— START —
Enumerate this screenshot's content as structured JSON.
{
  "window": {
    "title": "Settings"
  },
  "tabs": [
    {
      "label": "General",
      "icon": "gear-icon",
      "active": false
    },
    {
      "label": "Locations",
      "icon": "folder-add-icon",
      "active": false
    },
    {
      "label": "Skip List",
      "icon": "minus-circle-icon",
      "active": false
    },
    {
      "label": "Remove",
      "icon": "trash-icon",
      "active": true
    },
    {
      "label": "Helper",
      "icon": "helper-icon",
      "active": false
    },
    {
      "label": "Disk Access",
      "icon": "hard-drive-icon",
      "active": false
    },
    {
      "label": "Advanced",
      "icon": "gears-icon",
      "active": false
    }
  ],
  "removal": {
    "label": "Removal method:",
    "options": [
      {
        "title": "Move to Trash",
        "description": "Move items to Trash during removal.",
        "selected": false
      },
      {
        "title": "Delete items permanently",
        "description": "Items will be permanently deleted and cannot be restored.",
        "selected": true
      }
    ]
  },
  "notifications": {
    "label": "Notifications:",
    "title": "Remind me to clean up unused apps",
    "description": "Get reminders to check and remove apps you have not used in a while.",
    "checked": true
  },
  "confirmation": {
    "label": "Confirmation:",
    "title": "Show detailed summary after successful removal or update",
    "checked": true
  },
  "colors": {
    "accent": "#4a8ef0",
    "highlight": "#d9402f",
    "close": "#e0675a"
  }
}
— END —
Find all lines holding the string "description" and copy them.

        "description": "Move items to Trash during removal.",
        "description": "Items will be permanently deleted and cannot be restored.",
    "description": "Get reminders to check and remove apps you have not used in a while.",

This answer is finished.